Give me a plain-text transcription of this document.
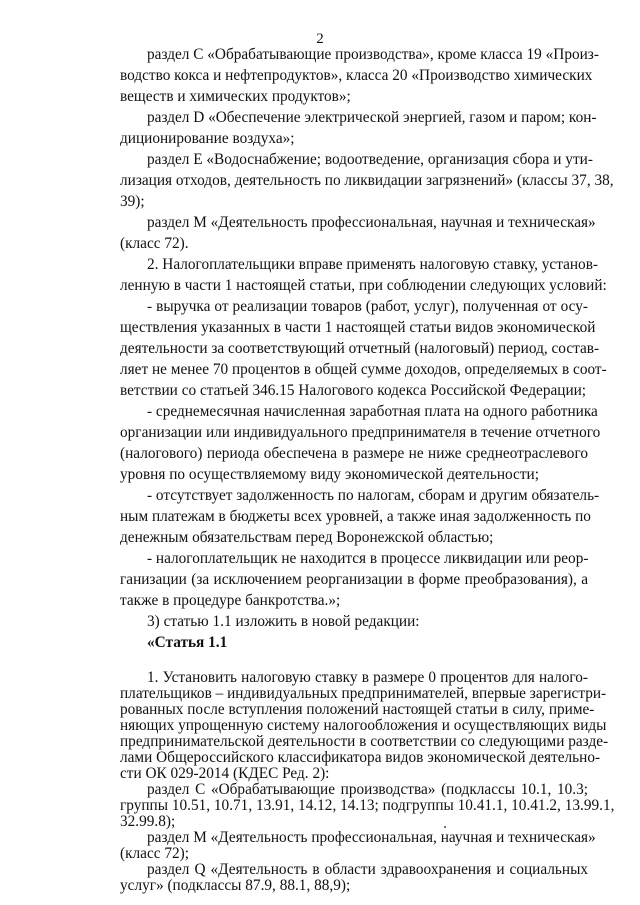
2
раздел С «Обрабатывающие производства», кроме класса 19 «Произ-
водство кокса и нефтепродуктов», класса 20 «Производство химических
веществ и химических продуктов»;
раздел D «Обеспечение электрической энергией, газом и паром; кон-
диционирование воздуха»;
раздел Е «Водоснабжение; водоотведение, организация сбора и ути-
лизация отходов, деятельность по ликвидации загрязнений» (классы 37, 38,
39);
раздел М «Деятельность профессиональная, научная и техническая»
(класс 72).
2. Налогоплательщики вправе применять налоговую ставку, установ-
ленную в части 1 настоящей статьи, при соблюдении следующих условий:
- выручка от реализации товаров (работ, услуг), полученная от осу-
ществления указанных в части 1 настоящей статьи видов экономической
деятельности за соответствующий отчетный (налоговый) период, состав-
ляет не менее 70 процентов в общей сумме доходов, определяемых в соот-
ветствии со статьей 346.15 Налогового кодекса Российской Федерации;
- среднемесячная начисленная заработная плата на одного работника
организации или индивидуального предпринимателя в течение отчетного
(налогового) периода обеспечена в размере не ниже среднеотраслевого
уровня по осуществляемому виду экономической деятельности;
- отсутствует задолженность по налогам, сборам и другим обязатель-
ным платежам в бюджеты всех уровней, а также иная задолженность по
денежным обязательствам перед Воронежской областью;
- налогоплательщик не находится в процессе ликвидации или реор-
ганизации (за исключением реорганизации в форме преобразования), а
также в процедуре банкротства.»;
3) статью 1.1 изложить в новой редакции:
«Статья 1.1
1. Установить налоговую ставку в размере 0 процентов для налого-
плательщиков – индивидуальных предпринимателей, впервые зарегистри-
рованных после вступления положений настоящей статьи в силу, приме-
няющих упрощенную систему налогообложения и осуществляющих виды
предпринимательской деятельности в соответствии со следующими разде-
лами Общероссийского классификатора видов экономической деятельно-
сти ОК 029-2014 (КДЕС Ред. 2):
раздел С «Обрабатывающие производства» (подклассы 10.1, 10.3;
группы 10.51, 10.71, 13.91, 14.12, 14.13; подгруппы 10.41.1, 10.41.2, 13.99.1,
32.99.8);
раздел М «Деятельность профессиональная, научная и техническая»
(класс 72);
раздел Q «Деятельность в области здравоохранения и социальных
услуг» (подклассы 87.9, 88.1, 88,9);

-*-

Write the entries above out in full, exactly, with no images.

Give me a plain-text transcription of this document.
2
раздел С «Обрабатывающие производства», кроме класса 19 «Произ-
водство кокса и нефтепродуктов», класса 20 «Производство химических
веществ и химических продуктов»;
раздел D «Обеспечение электрической энергией, газом и паром; кон-
диционирование воздуха»;
раздел Е «Водоснабжение; водоотведение, организация сбора и ути-
лизация отходов, деятельность по ликвидации загрязнений» (классы 37, 38,
39);
раздел М «Деятельность профессиональная, научная и техническая»
(класс 72).
2. Налогоплательщики вправе применять налоговую ставку, установ-
ленную в части 1 настоящей статьи, при соблюдении следующих условий:
- выручка от реализации товаров (работ, услуг), полученная от осу-
ществления указанных в части 1 настоящей статьи видов экономической
деятельности за соответствующий отчетный (налоговый) период, состав-
ляет не менее 70 процентов в общей сумме доходов, определяемых в соот-
ветствии со статьей 346.15 Налогового кодекса Российской Федерации;
- среднемесячная начисленная заработная плата на одного работника
организации или индивидуального предпринимателя в течение отчетного
(налогового) периода обеспечена в размере не ниже среднеотраслевого
уровня по осуществляемому виду экономической деятельности;
- отсутствует задолженность по налогам, сборам и другим обязатель-
ным платежам в бюджеты всех уровней, а также иная задолженность по
денежным обязательствам перед Воронежской областью;
- налогоплательщик не находится в процессе ликвидации или реор-
ганизации (за исключением реорганизации в форме преобразования), а
также в процедуре банкротства.»;
3) статью 1.1 изложить в новой редакции:
«Статья 1.1
1. Установить налоговую ставку в размере 0 процентов для налого-
плательщиков – индивидуальных предпринимателей, впервые зарегистри-
рованных после вступления положений настоящей статьи в силу, приме-
няющих упрощенную систему налогообложения и осуществляющих виды
предпринимательской деятельности в соответствии со следующими разде-
лами Общероссийского классификатора видов экономической деятельно-
сти ОК 029-2014 (КДЕС Ред. 2):
раздел С «Обрабатывающие производства» (подклассы 10.1, 10.3;
группы 10.51, 10.71, 13.91, 14.12, 14.13; подгруппы 10.41.1, 10.41.2, 13.99.1,
32.99.8);
раздел М «Деятельность профессиональная, научная и техническая»
(класс 72);
раздел Q «Деятельность в области здравоохранения и социальных
услуг» (подклассы 87.9, 88.1, 88,9);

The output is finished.